Here we see a drop in deviance explained, so perhaps this model is not as useful as the first. We discuss setting the k parameter in Model checking, below.

Setting select=TRUE here (as an argument to gam) would impose extra shrinkage terms on each smooth in the model (allowing smooth terms to be removed from the model during fitting; see ?gam for more information). This is not particularly useful here, so we do not include it. However when there are many environmental predictors is in the model this can be a good way (along with looking at \(p\)-values) to perform term selection.

Simply calling plot on the model object allows us to look at the relationship between depth and the linear predictor:

plot(dsm.xy.depth, select=2)

Omitting the argument select in the call to plot will plot each of the smooth terms, one at a time.

Spatial models when there are covariates in the detection function

The code to fit the DSM when there are covariates in the detection function is similar to the other models, above. However since the detection function has observation-level covariates, we must estimate the abundance per segment using a Horvitz-Thompson-like estimator before modelling, so we change the response to be abundance.est:

dsm.est.xy <- dsm(abundance.est~s(x,y), detfc.hr.beau, segdata, obsdata, method="REML")

As we can see, the summary results are rather similar:

summary(dsm.est.xy)

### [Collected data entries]

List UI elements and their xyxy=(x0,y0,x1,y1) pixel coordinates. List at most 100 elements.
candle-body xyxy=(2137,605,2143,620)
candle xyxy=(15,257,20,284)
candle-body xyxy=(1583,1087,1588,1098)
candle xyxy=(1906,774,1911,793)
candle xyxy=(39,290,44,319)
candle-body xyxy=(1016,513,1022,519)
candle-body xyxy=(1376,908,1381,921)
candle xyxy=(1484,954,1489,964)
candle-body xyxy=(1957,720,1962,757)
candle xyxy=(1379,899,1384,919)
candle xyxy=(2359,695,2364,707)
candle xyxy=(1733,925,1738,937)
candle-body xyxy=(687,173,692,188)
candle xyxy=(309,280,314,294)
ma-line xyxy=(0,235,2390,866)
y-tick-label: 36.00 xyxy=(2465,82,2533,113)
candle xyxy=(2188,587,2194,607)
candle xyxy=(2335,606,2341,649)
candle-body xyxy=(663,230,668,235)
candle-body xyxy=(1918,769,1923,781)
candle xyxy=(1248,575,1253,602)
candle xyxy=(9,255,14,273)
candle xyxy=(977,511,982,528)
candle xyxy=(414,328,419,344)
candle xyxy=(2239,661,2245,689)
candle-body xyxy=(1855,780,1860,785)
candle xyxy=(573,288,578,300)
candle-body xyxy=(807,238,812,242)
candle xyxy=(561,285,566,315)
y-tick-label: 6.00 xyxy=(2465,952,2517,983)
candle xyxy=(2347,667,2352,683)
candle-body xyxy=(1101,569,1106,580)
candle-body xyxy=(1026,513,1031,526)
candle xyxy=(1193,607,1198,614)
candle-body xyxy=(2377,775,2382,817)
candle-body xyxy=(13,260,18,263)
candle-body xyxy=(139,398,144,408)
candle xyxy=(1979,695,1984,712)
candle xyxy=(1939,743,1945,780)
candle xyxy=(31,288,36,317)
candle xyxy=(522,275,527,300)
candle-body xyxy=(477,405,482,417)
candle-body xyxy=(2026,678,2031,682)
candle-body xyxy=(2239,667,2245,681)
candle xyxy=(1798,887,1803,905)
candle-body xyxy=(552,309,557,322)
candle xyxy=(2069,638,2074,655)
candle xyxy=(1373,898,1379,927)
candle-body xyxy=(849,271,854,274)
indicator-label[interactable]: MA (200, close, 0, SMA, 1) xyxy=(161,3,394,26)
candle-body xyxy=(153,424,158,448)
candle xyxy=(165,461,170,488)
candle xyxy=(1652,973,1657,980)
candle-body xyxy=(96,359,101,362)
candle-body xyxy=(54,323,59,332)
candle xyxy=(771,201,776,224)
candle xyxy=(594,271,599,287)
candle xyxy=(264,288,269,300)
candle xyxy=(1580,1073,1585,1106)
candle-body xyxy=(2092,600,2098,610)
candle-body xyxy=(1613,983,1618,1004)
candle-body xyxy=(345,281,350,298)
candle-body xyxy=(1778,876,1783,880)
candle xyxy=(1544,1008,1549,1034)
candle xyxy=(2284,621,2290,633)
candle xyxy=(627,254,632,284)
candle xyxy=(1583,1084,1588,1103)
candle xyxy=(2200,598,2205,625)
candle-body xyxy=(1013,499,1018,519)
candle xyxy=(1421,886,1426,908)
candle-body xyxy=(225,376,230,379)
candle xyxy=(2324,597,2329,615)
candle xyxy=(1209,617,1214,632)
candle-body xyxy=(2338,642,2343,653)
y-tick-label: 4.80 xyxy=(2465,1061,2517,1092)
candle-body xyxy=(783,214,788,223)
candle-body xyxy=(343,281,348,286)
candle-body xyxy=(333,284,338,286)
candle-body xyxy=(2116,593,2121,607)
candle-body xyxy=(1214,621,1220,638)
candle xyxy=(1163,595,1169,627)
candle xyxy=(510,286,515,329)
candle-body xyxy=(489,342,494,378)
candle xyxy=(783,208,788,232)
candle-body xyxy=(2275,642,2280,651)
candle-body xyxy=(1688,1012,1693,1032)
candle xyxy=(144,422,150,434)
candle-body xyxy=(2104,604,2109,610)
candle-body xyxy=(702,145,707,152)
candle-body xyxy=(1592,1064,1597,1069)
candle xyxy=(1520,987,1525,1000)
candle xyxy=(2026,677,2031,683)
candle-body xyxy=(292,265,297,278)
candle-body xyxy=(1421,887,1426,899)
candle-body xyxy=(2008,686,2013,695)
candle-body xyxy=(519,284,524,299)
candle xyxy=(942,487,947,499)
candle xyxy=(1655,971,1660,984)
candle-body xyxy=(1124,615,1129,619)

### [Requests]
**A.** Using the text on fitting spatial models, decide whether each statement agrees with it. Give yes or no for each, with the deciding words of the text quoted exactly.
(i) Here the model is fitted with select=TRUE.
(ii) Leaving out the select argument when calling plot plots each smooth term, one at a time.
(iii) When the detection function has covariates, the response is changed to abundance.est.
**B.** Set down the part of the text on fitting spatial models from "plot(dsm.xy.depth, select=2)" up to and including "summary(dsm.est.xy)", exactly as it appears there.

### [Answers to the exercise]
**A.**
(i) No: "This is not particularly useful here, so we do not include it."
(ii) Yes: "Omitting the argument select in the call to plot will plot each of the smooth terms, one at a time."
(iii) Yes: "so we change the response to be abundance.est"

**B.**
plot(dsm.xy.depth, select=2)

Omitting the argument select in the call to plot will plot each of the smooth terms, one at a time.

Spatial models when there are covariates in the detection function

The code to fit the DSM when there are covariates in the detection function is similar to the other models, above. However since the detection function has observation-level covariates, we must estimate the abundance per segment using a Horvitz-Thompson-like estimator before modelling, so we change the response to be abundance.est:

dsm.est.xy <- dsm(abundance.est~s(x,y), detfc.hr.beau, segdata, obsdata, method="REML")

As we can see, the summary results are rather similar:

summary(dsm.est.xy)